Work to complete:
Draw out every line with the word "JSON" from the listing below.

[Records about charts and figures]
↓

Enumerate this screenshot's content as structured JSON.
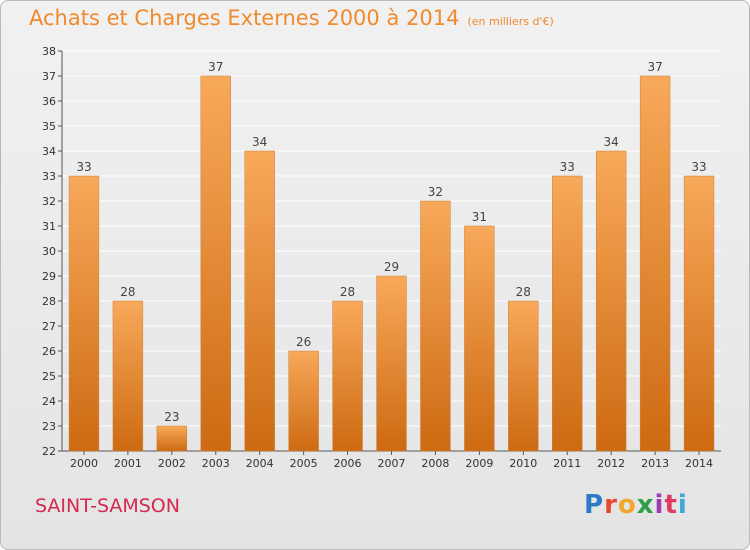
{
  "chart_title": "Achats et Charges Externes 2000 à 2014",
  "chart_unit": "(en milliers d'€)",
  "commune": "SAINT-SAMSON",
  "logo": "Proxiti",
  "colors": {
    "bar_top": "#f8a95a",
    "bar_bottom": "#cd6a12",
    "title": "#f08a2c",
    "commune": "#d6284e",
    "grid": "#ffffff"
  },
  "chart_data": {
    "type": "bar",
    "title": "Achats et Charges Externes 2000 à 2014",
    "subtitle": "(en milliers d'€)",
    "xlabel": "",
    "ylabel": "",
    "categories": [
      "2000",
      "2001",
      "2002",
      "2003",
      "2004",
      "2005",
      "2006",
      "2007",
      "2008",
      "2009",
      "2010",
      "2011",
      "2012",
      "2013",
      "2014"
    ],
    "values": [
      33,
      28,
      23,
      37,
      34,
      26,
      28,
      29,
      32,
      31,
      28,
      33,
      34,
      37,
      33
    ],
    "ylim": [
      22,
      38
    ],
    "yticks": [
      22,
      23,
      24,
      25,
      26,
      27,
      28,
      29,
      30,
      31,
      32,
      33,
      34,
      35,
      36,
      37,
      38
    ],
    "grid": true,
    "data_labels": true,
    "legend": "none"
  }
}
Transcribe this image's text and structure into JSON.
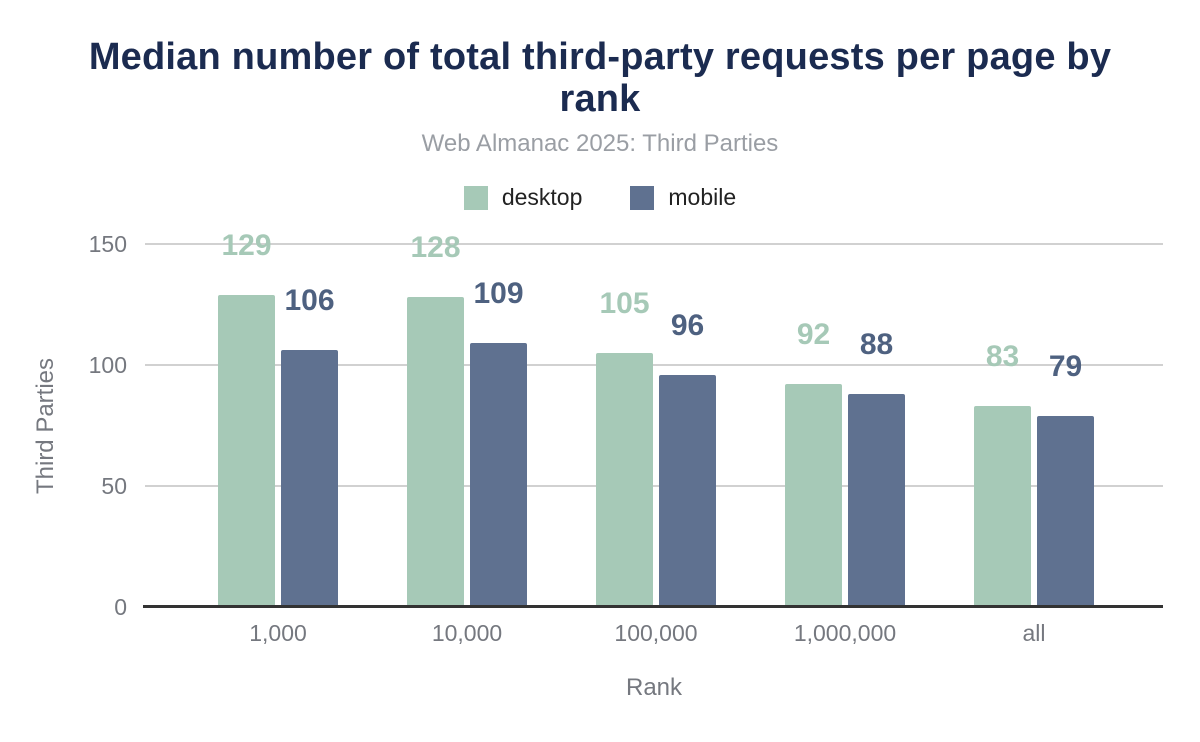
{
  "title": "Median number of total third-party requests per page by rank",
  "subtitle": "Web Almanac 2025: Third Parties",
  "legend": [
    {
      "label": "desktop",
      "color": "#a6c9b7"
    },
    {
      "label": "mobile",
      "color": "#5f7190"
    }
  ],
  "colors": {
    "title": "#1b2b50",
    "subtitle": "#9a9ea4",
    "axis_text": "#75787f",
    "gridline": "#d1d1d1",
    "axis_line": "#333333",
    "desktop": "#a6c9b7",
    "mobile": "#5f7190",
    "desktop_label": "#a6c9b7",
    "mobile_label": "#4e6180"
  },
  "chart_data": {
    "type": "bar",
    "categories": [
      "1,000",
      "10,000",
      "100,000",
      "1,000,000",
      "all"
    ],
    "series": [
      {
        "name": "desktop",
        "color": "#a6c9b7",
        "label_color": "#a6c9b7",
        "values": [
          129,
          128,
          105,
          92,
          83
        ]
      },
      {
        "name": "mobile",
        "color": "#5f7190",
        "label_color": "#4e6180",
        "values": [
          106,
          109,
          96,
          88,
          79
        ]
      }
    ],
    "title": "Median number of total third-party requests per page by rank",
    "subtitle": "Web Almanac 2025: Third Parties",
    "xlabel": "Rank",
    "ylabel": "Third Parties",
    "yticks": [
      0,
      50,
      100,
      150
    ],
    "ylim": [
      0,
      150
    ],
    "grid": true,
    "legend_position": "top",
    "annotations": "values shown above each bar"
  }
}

↑

Answer in full:
Enumerate this screenshot's content as structured JSON.
Transcribe this image's text and structure into JSON.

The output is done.